Text under study.
┄┄┄┄┄┄┄┄┄┄┄┄┄┄┄┄┄┄┄┄
---
name: peak-detection-and-alignment-in-metabolomics
description: Use when after generating simulated mzML output from ViMMS and you need to compare it against real acquisition data. Specifically, use it when you have paired real and simulated mzML files from the same sample (e.g., Beer1pos) and must evaluate whether a fragmentation strategy (e.
license: CC-BY-4.0
metadata:
  edam_operation: http://edamontology.org/operation_3932
  edam_topics:
  - http://edamontology.org/topic_3520
  - http://edamontology.org/topic_3172
  tools:
  - Python
  - OpenMS
  - VIMMS
derived_from:
- doi: 10.21105/joss.03990
  title: vimms
- doi: 10.1021/acs.analchem.0c03895
  title: ''
evidence_spans:
- ViMMS is compatible with Python 3+
- Processes mzML output from a simulation (or real acquisition) to compute fragmentation coverage using OpenMS
claims: []
provenance:
  collection: https://w3id.org/holobiomicslab/asb-skill/collection/metabolomics/v1
  assembled_by: scripts/collect_metabolomics_collection.py
  sources:
  - build: coll_vimms
    doi: 10.21105/joss.03990
    title: vimms
  dedup_kept_from: coll_vimms
schema_version: 0.2.0
---

# peak-detection-and-alignment-in-metabolomics

## Summary

Peak detection and alignment extracts ion intensity peaks from LC-MS/MS mzML data and matches them across real and simulated acquisitions to compare fragmentation coverage and chemical detection. This skill is essential for validating whether simulated MS/MS strategies reproduce the same metabolite signals as experimental data.

## When to use

Apply this skill after generating simulated mzML output from ViMMS and you need to compare it against real acquisition data. Specifically, use it when you have paired real and simulated mzML files from the same sample (e.g., Beer1pos) and must evaluate whether a fragmentation strategy (e.g., Top-N DDA) captures the same chemicals and fragmentation patterns. This is required to benchmark new acquisition methods before deploying them on real instruments.

## When NOT to use

- Input mzML files are from different sample types or acquisition modes (e.g., comparing beer DDA with urine metabolite list); alignment will be meaningless.
- Only simulated mzML is available without corresponding real experimental data; coverage evaluation requires paired real–simulated comparisons.
- Raw mzML files have not been processed through the same chemical extraction pipeline (e.g., one uses ChemicalMixtureFromMZML and the other uses arbitrary formula sampling); peaks will not align reliably.

## Inputs

- Real mzML file (LC-MS/MS acquisition data)
- Simulated mzML file (ViMMS Environment output)
┄┄┄┄┄┄┄┄┄┄┄┄┄┄┄┄┄┄┄┄
(Bounding box prediction data)
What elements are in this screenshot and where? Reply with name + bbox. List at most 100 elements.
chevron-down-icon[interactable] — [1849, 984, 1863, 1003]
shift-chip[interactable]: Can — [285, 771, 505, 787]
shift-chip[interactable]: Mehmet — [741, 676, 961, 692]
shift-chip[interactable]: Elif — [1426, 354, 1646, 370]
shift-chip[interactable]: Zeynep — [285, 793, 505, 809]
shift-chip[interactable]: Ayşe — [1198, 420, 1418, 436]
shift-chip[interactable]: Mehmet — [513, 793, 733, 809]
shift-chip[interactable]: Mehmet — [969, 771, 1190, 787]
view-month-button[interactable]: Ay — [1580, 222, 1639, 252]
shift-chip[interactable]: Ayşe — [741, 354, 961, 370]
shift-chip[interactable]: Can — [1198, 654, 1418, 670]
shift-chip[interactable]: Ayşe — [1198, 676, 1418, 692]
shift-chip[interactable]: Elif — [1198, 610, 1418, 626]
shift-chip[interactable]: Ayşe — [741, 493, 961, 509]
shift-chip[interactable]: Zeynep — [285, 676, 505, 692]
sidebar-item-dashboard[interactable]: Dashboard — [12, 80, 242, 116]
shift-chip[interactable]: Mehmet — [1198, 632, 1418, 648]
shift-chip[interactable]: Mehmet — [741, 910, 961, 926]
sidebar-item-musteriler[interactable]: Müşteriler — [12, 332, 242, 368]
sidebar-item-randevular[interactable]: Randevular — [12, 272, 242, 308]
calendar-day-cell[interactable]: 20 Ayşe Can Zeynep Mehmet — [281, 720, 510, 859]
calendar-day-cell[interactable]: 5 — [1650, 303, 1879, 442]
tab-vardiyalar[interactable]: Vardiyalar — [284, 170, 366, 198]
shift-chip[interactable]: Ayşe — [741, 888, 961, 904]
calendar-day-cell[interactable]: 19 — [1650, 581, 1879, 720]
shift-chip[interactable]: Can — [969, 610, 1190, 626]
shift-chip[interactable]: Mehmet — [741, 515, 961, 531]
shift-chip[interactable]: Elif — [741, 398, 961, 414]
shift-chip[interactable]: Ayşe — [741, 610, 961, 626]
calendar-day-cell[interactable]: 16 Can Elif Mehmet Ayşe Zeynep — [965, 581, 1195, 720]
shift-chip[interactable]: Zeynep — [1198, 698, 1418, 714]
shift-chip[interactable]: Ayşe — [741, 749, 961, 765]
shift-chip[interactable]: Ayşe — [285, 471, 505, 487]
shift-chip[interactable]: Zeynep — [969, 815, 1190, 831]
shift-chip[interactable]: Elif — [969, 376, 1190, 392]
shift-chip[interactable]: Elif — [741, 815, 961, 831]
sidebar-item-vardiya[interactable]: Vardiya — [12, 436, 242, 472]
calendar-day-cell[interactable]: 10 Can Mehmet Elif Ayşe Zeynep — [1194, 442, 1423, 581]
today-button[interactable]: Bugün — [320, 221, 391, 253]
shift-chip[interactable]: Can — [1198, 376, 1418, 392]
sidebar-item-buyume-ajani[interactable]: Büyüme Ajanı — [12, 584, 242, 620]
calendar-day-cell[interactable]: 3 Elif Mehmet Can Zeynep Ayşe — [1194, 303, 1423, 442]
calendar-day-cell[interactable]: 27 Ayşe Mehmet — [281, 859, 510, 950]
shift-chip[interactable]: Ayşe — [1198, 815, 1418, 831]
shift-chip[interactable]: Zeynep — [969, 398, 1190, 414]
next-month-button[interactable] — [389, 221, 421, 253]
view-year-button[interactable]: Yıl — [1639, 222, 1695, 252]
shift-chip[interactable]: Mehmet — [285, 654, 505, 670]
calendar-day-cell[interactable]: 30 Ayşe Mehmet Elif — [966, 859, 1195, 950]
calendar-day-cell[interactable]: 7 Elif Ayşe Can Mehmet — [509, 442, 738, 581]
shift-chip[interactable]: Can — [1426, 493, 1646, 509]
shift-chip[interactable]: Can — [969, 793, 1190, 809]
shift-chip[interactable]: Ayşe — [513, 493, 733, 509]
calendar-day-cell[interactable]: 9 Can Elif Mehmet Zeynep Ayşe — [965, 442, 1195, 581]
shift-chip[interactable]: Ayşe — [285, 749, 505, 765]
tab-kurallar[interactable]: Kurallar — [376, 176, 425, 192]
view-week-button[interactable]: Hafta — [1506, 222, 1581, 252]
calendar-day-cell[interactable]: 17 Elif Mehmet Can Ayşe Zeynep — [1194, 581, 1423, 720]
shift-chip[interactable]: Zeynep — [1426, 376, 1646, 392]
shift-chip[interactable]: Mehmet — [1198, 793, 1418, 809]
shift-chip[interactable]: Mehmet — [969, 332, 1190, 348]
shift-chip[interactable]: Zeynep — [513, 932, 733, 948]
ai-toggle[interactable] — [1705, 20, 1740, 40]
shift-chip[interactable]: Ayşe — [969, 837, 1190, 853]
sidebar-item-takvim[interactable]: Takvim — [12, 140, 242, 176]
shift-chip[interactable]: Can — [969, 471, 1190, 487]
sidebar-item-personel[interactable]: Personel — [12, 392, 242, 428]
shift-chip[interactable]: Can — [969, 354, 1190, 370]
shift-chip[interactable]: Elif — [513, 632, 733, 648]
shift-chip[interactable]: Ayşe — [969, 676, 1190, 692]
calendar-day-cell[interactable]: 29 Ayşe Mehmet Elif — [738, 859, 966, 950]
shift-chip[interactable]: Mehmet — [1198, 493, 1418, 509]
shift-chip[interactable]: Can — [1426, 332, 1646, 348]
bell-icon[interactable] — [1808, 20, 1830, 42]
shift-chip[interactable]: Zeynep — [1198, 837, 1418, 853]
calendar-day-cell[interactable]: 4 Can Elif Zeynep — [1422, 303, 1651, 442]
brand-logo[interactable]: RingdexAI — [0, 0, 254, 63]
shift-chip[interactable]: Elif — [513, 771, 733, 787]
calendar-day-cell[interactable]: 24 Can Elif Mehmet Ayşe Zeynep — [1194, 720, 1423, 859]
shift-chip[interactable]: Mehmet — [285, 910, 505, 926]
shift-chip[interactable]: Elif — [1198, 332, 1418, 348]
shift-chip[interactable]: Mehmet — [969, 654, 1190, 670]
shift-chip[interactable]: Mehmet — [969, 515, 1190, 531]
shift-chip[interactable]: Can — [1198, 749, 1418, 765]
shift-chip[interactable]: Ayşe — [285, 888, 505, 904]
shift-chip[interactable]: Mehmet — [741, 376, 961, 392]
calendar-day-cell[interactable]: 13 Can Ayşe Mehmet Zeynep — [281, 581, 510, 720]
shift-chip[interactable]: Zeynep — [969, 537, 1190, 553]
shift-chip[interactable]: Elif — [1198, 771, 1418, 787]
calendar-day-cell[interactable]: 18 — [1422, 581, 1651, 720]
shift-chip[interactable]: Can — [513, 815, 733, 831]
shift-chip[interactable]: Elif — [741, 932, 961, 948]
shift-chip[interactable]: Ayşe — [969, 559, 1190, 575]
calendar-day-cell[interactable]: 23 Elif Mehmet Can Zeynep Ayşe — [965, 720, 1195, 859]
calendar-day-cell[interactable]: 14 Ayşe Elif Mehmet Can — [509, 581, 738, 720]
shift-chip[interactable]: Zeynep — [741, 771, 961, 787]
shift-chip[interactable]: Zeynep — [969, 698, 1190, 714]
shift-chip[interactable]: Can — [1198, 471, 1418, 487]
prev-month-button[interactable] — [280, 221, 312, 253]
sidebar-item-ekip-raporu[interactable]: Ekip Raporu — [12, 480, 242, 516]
┄┄┄┄┄┄┄┄┄┄┄┄┄┄┄┄┄┄┄┄
Problem description. Which tools does the peak detection and alignment text list under its metadata? The data has no role in this work.

Exercise solution. Python, OpenMS, and VIMMS